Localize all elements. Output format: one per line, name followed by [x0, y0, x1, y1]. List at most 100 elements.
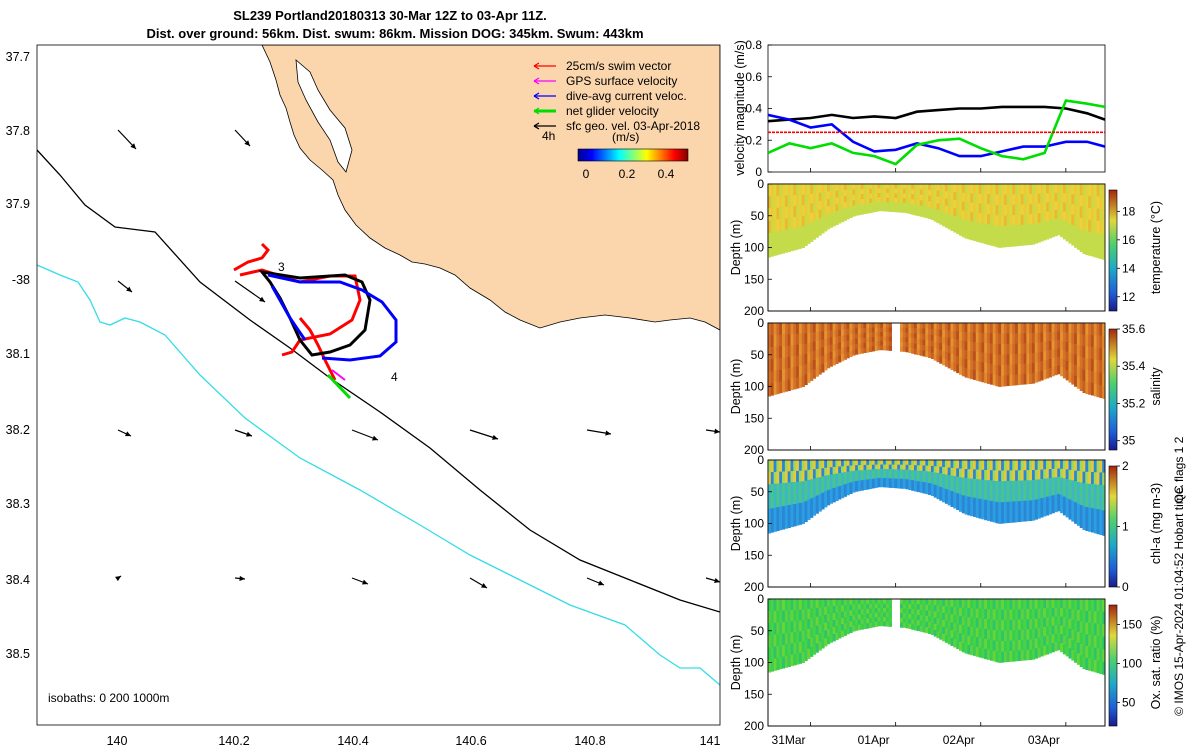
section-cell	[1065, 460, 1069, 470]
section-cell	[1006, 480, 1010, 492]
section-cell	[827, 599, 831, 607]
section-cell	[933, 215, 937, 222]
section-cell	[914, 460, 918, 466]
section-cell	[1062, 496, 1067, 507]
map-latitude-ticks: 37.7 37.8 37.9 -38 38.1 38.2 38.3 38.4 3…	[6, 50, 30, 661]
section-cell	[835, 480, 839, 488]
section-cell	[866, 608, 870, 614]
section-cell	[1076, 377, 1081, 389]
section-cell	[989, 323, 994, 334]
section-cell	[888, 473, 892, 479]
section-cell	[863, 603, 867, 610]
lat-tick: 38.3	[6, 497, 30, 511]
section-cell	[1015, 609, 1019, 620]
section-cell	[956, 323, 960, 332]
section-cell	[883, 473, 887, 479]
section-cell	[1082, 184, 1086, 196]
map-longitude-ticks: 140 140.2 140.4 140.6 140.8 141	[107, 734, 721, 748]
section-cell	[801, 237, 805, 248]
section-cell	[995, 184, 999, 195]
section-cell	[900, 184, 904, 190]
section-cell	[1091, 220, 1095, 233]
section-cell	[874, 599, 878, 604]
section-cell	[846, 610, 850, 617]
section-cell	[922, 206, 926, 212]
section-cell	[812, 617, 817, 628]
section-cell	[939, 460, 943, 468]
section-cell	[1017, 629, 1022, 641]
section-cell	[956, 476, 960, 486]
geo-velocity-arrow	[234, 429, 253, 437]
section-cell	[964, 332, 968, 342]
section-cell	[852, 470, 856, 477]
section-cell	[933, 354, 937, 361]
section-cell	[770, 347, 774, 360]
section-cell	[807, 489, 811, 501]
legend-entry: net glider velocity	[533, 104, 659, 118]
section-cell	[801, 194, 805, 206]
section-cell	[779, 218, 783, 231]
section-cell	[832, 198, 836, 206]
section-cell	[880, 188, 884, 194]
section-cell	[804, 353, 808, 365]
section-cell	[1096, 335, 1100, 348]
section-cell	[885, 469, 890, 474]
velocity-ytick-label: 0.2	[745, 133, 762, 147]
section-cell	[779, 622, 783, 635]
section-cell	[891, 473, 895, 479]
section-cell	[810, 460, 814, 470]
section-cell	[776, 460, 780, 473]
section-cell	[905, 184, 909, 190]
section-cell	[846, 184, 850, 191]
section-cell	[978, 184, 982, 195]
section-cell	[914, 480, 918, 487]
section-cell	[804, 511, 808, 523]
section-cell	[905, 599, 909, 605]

WRITTEN REQUEST.
Output every line of the entries above as a JSON list of strings, one string per line, skipping blank lines and leaving out the pictures.

WRITTEN RESPONSE.
[
  "Localize all elements. Output format: one per line, name followed by [x0, y0, x1, y1]. List at most 100 elements.",
  "section-cell\t[1065, 460, 1069, 470]",
  "section-cell\t[1006, 480, 1010, 492]",
  "section-cell\t[827, 599, 831, 607]",
  "section-cell\t[933, 215, 937, 222]",
  "section-cell\t[914, 460, 918, 466]",
  "section-cell\t[1062, 496, 1067, 507]",
  "map-latitude-ticks: 37.7 37.8 37.9 -38 38.1 38.2 38.3 38.4 3…\t[6, 50, 30, 661]",
  "section-cell\t[835, 480, 839, 488]",
  "section-cell\t[866, 608, 870, 614]",
  "section-cell\t[1076, 377, 1081, 389]",
  "section-cell\t[989, 323, 994, 334]",
  "section-cell\t[888, 473, 892, 479]",
  "section-cell\t[863, 603, 867, 610]",
  "lat-tick: 38.3\t[6, 497, 30, 511]",
  "section-cell\t[1015, 609, 1019, 620]",
  "section-cell\t[956, 323, 960, 332]",
  "section-cell\t[883, 473, 887, 479]",
  "section-cell\t[1082, 184, 1086, 196]",
  "map-longitude-ticks: 140 140.2 140.4 140.6 140.8 141\t[107, 734, 721, 748]",
  "section-cell\t[801, 237, 805, 248]",
  "section-cell\t[995, 184, 999, 195]",
  "section-cell\t[900, 184, 904, 190]",
  "section-cell\t[1091, 220, 1095, 233]",
  "section-cell\t[874, 599, 878, 604]",
  "section-cell\t[846, 610, 850, 617]",
  "section-cell\t[922, 206, 926, 212]",
  "section-cell\t[812, 617, 817, 628]",
  "section-cell\t[939, 460, 943, 468]",
  "section-cell\t[1017, 629, 1022, 641]",
  "section-cell\t[956, 476, 960, 486]",
  "geo-velocity-arrow\t[234, 429, 253, 437]",
  "section-cell\t[964, 332, 968, 342]",
  "section-cell\t[852, 470, 856, 477]",
  "section-cell\t[933, 354, 937, 361]",
  "section-cell\t[770, 347, 774, 360]",
  "section-cell\t[807, 489, 811, 501]",
  "legend-entry: net glider velocity\t[533, 104, 659, 118]",
  "section-cell\t[801, 194, 805, 206]",
  "section-cell\t[779, 218, 783, 231]",
  "section-cell\t[832, 198, 836, 206]",
  "section-cell\t[880, 188, 884, 194]",
  "section-cell\t[804, 353, 808, 365]",
  "section-cell\t[1096, 335, 1100, 348]",
  "section-cell\t[885, 469, 890, 474]",
  "velocity-ytick-label: 0.2\t[745, 133, 762, 147]",
  "section-cell\t[779, 622, 783, 635]",
  "section-cell\t[891, 473, 895, 479]",
  "section-cell\t[810, 460, 814, 470]",
  "section-cell\t[776, 460, 780, 473]",
  "section-cell\t[905, 184, 909, 190]",
  "section-cell\t[846, 184, 850, 191]",
  "section-cell\t[978, 184, 982, 195]",
  "section-cell\t[914, 480, 918, 487]",
  "section-cell\t[804, 511, 808, 523]",
  "section-cell\t[905, 599, 909, 605]"
]